Data records
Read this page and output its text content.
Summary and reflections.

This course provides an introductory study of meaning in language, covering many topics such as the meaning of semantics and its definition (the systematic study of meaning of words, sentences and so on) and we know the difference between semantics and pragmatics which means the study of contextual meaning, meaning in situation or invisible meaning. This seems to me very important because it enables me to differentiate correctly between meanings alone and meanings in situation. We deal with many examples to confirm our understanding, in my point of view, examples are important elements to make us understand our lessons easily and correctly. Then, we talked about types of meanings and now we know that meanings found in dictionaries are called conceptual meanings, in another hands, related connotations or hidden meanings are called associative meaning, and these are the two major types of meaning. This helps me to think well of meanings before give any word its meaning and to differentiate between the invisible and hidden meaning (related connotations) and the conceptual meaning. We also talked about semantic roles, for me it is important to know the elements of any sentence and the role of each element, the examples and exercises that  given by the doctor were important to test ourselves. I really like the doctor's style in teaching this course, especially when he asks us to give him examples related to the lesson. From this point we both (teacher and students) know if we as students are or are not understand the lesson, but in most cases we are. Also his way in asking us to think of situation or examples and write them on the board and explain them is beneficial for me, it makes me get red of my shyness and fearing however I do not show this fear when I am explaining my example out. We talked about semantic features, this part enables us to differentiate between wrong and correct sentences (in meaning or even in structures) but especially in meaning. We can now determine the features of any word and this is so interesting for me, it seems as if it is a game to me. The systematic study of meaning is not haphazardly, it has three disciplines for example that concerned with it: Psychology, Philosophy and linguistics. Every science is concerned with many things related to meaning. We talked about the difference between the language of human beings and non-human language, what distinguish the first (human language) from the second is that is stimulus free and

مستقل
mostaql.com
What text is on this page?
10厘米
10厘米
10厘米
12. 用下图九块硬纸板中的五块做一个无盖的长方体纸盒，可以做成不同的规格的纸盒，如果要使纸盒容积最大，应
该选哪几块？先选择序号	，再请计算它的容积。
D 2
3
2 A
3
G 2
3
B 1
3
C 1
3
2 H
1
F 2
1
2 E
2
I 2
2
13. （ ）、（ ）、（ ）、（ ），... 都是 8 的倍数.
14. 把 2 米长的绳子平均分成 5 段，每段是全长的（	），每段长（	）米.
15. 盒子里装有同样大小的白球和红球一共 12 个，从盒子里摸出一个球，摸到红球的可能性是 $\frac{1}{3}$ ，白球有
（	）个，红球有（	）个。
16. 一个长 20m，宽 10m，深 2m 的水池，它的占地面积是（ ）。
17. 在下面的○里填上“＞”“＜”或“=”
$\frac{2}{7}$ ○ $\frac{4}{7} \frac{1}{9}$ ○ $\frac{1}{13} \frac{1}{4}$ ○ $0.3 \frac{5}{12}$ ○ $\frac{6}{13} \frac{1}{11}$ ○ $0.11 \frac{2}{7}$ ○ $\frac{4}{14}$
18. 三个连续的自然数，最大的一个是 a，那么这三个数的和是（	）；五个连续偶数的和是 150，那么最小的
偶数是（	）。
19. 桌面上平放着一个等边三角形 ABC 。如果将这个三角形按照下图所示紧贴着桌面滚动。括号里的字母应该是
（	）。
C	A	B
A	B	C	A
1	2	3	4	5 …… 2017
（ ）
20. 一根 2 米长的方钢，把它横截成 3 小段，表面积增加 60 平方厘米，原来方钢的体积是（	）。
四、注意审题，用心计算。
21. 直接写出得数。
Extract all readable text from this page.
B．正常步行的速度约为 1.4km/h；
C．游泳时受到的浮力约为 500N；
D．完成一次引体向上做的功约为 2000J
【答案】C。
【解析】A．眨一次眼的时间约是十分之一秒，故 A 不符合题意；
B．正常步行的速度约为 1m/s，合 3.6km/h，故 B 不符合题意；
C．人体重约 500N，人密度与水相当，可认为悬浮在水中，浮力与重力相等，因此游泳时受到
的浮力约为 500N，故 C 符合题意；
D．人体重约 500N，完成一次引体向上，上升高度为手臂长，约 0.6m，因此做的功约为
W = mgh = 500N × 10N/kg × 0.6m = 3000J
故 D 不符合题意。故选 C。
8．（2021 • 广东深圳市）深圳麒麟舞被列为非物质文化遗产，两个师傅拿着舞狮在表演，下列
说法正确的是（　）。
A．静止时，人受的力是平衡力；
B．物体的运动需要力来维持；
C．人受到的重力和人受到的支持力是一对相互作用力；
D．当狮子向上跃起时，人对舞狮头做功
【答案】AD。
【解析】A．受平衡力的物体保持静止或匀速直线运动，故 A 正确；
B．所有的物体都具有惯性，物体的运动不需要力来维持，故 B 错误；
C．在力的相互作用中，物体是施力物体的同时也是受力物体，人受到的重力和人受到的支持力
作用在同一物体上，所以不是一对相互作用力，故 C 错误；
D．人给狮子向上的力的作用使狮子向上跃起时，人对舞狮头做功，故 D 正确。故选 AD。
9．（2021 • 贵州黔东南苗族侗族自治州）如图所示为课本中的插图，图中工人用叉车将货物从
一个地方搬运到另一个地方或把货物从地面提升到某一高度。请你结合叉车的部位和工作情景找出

■ Exercise requirements
Show, from the listing above, each line that contains the word "正常步行的速度约为".

■ Written response
B．正常步行的速度约为 1.4km/h；
B．正常步行的速度约为 1m/s，合 3.6km/h，故 B 不符合题意；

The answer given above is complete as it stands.